▶ Information supplied
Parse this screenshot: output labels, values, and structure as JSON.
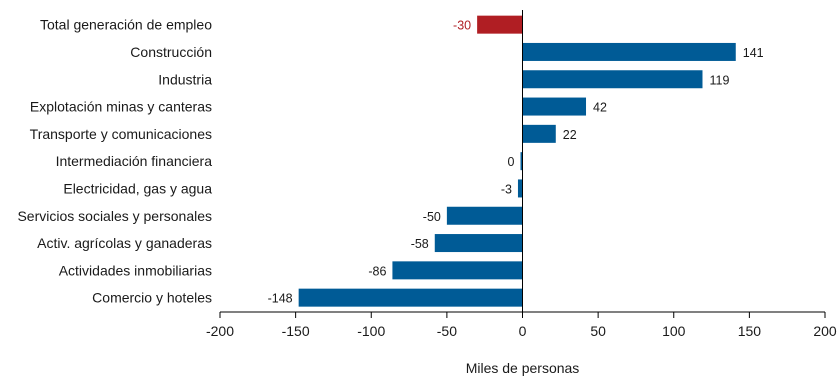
{
  "chart_data": {
    "type": "bar",
    "orientation": "horizontal",
    "title": "",
    "xlabel": "Miles de personas",
    "ylabel": "",
    "xlim": [
      -200,
      200
    ],
    "xticks": [
      -200,
      -150,
      -100,
      -50,
      0,
      50,
      100,
      150,
      200
    ],
    "grid": false,
    "categories": [
      "Total generación de empleo",
      "Construcción",
      "Industria",
      "Explotación minas y canteras",
      "Transporte y comunicaciones",
      "Intermediación financiera",
      "Electricidad, gas y agua",
      "Servicios sociales y personales",
      "Activ. agrícolas y ganaderas",
      "Actividades inmobiliarias",
      "Comercio y hoteles"
    ],
    "values": [
      -30,
      141,
      119,
      42,
      22,
      0,
      -3,
      -50,
      -58,
      -86,
      -148
    ],
    "highlight_index": 0,
    "colors": {
      "bar": "#005b96",
      "highlight": "#b01e23",
      "highlight_label": "#b01e23",
      "label": "#1a1a1a"
    }
  }
}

▶ The exercise
Retype each record exactly as it stands, but do not include the pictures.

▶ Exercise output
Parse this screenshot: output labels, values, and structure as JSON.
{
  "chart_data": {
    "type": "bar",
    "orientation": "horizontal",
    "title": "",
    "xlabel": "Miles de personas",
    "ylabel": "",
    "xlim": [
      -200,
      200
    ],
    "xticks": [
      -200,
      -150,
      -100,
      -50,
      0,
      50,
      100,
      150,
      200
    ],
    "grid": false,
    "categories": [
      "Total generación de empleo",
      "Construcción",
      "Industria",
      "Explotación minas y canteras",
      "Transporte y comunicaciones",
      "Intermediación financiera",
      "Electricidad, gas y agua",
      "Servicios sociales y personales",
      "Activ. agrícolas y ganaderas",
      "Actividades inmobiliarias",
      "Comercio y hoteles"
    ],
    "values": [
      -30,
      141,
      119,
      42,
      22,
      0,
      -3,
      -50,
      -58,
      -86,
      -148
    ],
    "highlight_index": 0,
    "colors": {
      "bar": "#005b96",
      "highlight": "#b01e23",
      "highlight_label": "#b01e23",
      "label": "#1a1a1a"
    }
  }
}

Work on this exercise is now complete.